Selected excerpt:
** Begin **

I was actually a bright pupil - voted “most likely to succeed” and achieved pretty much straight As throughout secondary school (I know right… what happened?). For 4 years I also dated the most popular guy in school and was *probably* the envy of most of my classmates. Yet as cool as I thought I was, looking back I made some monumental schoolgirl errors - all whilst sporting a skirt that barely covered my bum, lips coated in Rimmel’s Heather Shimmer and dangerously overplucked eyebrows.
With Dex now one step closer to entering the acne-ridden world of school himself, I’ve been reliving some of my most mortifying school memories. Sit back and get ready to cringe…
The remote control incident
Nothing made you happier as 90s schoolkid than walking into a classroom and seeing that one of these monstrosities had been wheeled in:
Yep, the TV and VCR combo meant an easy lesson and a distracted teacher for at least an hour. It didn’t matter if we were being played a BBC production of Romeo & Juliet or a documentary on China’s one-child policy - TV lessons were just about the coolest things to happen to you at school.
Being the rebel I was, upon discovering the school had the same model VCR as we did at home, I pinched my parent’s remote control in what was to be perhaps the most long-awaited prank in school history. I was to wait until the next time our teacher was sporting a hangover and needed a darkened classroom full of silent children and technology to do her job for her.
After months of waiting, finally my moment came and Miss Mercer informed us we’d be watching a documentary on where babies come from. Before pressing play she went to great lengths to tell us that she wouldn’t tolerate any giggling and we were to wait until the end to ask questions. Perfect time to whip out the remote!

** End **

Work required: Repeat the school memories text word for word, starting at the words "After months of" and ending after "out the remote!".

Recorded data:
** Begin **

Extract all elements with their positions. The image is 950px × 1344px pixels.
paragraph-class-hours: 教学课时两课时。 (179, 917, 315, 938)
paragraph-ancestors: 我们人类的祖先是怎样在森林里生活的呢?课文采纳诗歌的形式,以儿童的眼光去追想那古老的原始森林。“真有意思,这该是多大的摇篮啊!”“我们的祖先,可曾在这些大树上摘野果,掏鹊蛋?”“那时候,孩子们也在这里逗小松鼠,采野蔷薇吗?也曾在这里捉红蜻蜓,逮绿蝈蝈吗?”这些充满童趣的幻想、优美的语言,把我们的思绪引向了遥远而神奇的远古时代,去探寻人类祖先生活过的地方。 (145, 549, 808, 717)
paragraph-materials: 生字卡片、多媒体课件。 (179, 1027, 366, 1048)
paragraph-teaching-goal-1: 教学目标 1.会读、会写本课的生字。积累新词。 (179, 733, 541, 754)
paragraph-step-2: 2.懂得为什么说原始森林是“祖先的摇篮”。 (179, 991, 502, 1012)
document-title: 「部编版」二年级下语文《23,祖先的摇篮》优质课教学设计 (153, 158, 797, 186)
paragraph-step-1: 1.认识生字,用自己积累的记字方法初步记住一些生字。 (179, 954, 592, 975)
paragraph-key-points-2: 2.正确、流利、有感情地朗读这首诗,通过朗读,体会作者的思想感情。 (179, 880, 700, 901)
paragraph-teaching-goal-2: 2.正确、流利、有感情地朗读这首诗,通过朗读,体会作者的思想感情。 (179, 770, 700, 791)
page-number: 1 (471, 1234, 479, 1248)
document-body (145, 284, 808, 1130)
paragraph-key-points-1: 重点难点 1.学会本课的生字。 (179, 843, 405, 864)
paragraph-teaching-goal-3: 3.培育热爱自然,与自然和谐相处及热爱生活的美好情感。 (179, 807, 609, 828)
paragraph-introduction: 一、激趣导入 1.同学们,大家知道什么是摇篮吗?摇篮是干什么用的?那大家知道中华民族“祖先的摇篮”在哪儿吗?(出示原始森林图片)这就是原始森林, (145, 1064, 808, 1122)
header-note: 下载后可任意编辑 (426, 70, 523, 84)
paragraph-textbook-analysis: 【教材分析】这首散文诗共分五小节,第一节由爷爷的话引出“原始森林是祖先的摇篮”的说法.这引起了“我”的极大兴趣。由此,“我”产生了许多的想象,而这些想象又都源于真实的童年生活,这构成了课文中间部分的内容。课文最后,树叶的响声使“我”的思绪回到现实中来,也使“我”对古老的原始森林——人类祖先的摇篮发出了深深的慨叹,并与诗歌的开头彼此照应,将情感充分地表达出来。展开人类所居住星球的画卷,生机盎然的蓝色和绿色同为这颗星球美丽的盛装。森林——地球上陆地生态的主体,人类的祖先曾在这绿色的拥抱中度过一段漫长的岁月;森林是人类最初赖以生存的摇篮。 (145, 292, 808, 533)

** End **

Task solution:
After months of waiting, finally my moment came and Miss Mercer informed us we’d be watching a documentary on where babies come from. Before pressing play she went to great lengths to tell us that she wouldn’t tolerate any giggling and we were to wait until the end to ask questions. Perfect time to whip out the remote!